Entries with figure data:
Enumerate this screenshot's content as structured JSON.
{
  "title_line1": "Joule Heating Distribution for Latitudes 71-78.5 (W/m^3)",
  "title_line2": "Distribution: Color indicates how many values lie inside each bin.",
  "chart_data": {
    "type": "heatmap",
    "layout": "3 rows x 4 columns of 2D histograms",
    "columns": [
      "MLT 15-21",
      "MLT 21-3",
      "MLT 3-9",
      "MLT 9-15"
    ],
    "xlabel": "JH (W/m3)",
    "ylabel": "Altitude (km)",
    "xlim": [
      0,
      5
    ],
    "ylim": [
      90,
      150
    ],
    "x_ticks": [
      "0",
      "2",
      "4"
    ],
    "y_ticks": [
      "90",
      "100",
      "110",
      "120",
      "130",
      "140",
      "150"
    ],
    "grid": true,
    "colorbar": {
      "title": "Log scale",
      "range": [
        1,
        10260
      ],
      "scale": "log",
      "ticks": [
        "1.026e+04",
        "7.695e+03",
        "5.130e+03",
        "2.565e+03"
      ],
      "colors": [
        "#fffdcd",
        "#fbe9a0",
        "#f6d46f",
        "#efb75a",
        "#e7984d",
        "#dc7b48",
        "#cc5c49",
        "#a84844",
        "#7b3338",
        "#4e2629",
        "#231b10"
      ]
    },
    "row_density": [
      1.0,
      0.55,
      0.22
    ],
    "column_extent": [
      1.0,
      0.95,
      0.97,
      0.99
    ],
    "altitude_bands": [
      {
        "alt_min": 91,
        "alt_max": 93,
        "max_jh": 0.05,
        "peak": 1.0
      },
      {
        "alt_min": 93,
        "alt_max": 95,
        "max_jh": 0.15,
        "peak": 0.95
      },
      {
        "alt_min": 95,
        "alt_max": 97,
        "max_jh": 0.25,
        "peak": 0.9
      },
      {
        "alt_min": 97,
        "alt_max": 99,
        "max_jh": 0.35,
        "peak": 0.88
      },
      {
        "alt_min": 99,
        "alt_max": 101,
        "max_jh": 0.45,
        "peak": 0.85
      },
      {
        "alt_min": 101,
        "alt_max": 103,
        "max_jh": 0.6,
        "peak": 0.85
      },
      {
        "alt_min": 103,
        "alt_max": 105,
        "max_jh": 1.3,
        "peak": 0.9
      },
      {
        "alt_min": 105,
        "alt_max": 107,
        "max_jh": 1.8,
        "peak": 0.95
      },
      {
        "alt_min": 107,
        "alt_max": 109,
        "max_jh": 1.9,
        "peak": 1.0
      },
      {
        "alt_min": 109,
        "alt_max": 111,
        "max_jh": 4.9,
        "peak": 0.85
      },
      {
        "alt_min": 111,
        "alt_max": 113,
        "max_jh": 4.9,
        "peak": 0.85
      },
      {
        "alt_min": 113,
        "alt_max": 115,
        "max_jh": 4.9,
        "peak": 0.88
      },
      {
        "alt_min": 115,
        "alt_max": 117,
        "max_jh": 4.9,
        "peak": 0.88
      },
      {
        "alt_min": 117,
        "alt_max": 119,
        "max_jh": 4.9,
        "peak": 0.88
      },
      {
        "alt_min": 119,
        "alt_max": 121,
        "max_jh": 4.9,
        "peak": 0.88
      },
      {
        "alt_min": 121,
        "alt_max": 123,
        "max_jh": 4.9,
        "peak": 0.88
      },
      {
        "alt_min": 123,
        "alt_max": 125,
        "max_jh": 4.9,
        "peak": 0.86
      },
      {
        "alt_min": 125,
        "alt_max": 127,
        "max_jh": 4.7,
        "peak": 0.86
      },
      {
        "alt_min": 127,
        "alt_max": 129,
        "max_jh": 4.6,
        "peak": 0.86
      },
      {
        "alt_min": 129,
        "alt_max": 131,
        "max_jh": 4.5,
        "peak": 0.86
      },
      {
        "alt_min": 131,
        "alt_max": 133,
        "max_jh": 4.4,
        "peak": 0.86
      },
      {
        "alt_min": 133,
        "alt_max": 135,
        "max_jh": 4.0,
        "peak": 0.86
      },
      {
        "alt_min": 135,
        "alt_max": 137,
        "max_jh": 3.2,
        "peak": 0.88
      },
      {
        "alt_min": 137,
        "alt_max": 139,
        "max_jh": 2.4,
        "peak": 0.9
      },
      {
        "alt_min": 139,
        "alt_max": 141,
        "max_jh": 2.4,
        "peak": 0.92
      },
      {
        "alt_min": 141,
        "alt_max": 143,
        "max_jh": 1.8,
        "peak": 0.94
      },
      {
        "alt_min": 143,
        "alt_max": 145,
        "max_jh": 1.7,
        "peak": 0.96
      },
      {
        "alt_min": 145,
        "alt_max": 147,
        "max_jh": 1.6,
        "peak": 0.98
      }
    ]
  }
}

• _Problem_: Where a line in the entries holds the word "Distribution", copy that line.

• _Complete output_:
  "title_line1": "Joule Heating Distribution for Latitudes 71-78.5 (W/m^3)",
  "title_line2": "Distribution: Color indicates how many values lie inside each bin.",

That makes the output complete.